### Problem statement:
A verbatim copy of the records is required, with all pictures left out.

━━━━━━━━

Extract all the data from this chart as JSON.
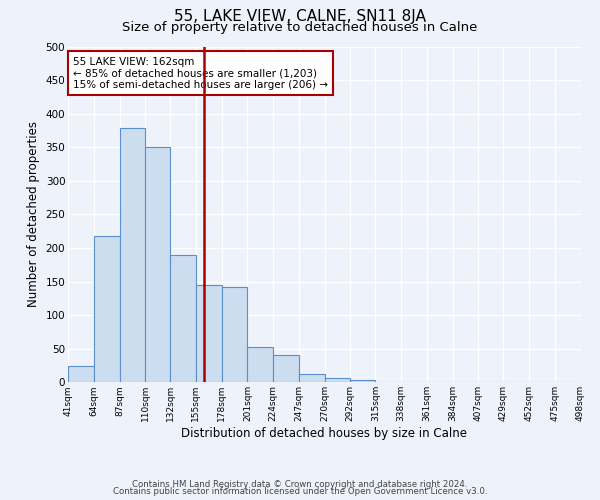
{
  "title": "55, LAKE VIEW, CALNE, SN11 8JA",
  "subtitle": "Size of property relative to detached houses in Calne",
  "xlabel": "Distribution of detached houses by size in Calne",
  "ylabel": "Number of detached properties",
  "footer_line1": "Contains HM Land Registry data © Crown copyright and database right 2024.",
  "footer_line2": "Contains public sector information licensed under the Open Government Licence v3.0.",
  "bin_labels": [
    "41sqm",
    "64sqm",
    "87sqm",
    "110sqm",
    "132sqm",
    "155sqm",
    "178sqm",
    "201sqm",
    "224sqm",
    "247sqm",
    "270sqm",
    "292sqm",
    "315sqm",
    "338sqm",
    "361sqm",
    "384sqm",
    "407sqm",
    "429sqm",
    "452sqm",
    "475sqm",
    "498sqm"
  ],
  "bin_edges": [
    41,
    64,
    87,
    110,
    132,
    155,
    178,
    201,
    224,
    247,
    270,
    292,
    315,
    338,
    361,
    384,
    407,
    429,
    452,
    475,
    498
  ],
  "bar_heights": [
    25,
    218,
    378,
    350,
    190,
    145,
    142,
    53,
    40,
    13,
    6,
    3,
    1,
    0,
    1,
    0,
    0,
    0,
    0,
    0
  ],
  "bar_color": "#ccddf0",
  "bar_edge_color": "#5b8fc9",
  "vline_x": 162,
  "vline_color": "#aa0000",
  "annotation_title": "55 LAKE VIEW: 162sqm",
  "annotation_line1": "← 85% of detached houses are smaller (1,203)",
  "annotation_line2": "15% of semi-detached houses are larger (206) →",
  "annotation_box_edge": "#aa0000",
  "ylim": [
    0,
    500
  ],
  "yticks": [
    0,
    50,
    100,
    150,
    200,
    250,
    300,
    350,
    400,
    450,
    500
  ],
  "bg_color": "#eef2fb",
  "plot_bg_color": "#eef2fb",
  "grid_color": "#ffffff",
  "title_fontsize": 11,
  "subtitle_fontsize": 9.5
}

━━━━━━━━

### Solution:
Extract all the data from this chart as JSON.
{
  "title": "55, LAKE VIEW, CALNE, SN11 8JA",
  "subtitle": "Size of property relative to detached houses in Calne",
  "xlabel": "Distribution of detached houses by size in Calne",
  "ylabel": "Number of detached properties",
  "footer_line1": "Contains HM Land Registry data © Crown copyright and database right 2024.",
  "footer_line2": "Contains public sector information licensed under the Open Government Licence v3.0.",
  "bin_labels": [
    "41sqm",
    "64sqm",
    "87sqm",
    "110sqm",
    "132sqm",
    "155sqm",
    "178sqm",
    "201sqm",
    "224sqm",
    "247sqm",
    "270sqm",
    "292sqm",
    "315sqm",
    "338sqm",
    "361sqm",
    "384sqm",
    "407sqm",
    "429sqm",
    "452sqm",
    "475sqm",
    "498sqm"
  ],
  "bin_edges": [
    41,
    64,
    87,
    110,
    132,
    155,
    178,
    201,
    224,
    247,
    270,
    292,
    315,
    338,
    361,
    384,
    407,
    429,
    452,
    475,
    498
  ],
  "bar_heights": [
    25,
    218,
    378,
    350,
    190,
    145,
    142,
    53,
    40,
    13,
    6,
    3,
    1,
    0,
    1,
    0,
    0,
    0,
    0,
    0
  ],
  "bar_color": "#ccddf0",
  "bar_edge_color": "#5b8fc9",
  "vline_x": 162,
  "vline_color": "#aa0000",
  "annotation_title": "55 LAKE VIEW: 162sqm",
  "annotation_line1": "← 85% of detached houses are smaller (1,203)",
  "annotation_line2": "15% of semi-detached houses are larger (206) →",
  "annotation_box_edge": "#aa0000",
  "ylim": [
    0,
    500
  ],
  "yticks": [
    0,
    50,
    100,
    150,
    200,
    250,
    300,
    350,
    400,
    450,
    500
  ],
  "bg_color": "#eef2fb",
  "plot_bg_color": "#eef2fb",
  "grid_color": "#ffffff",
  "title_fontsize": 11,
  "subtitle_fontsize": 9.5
}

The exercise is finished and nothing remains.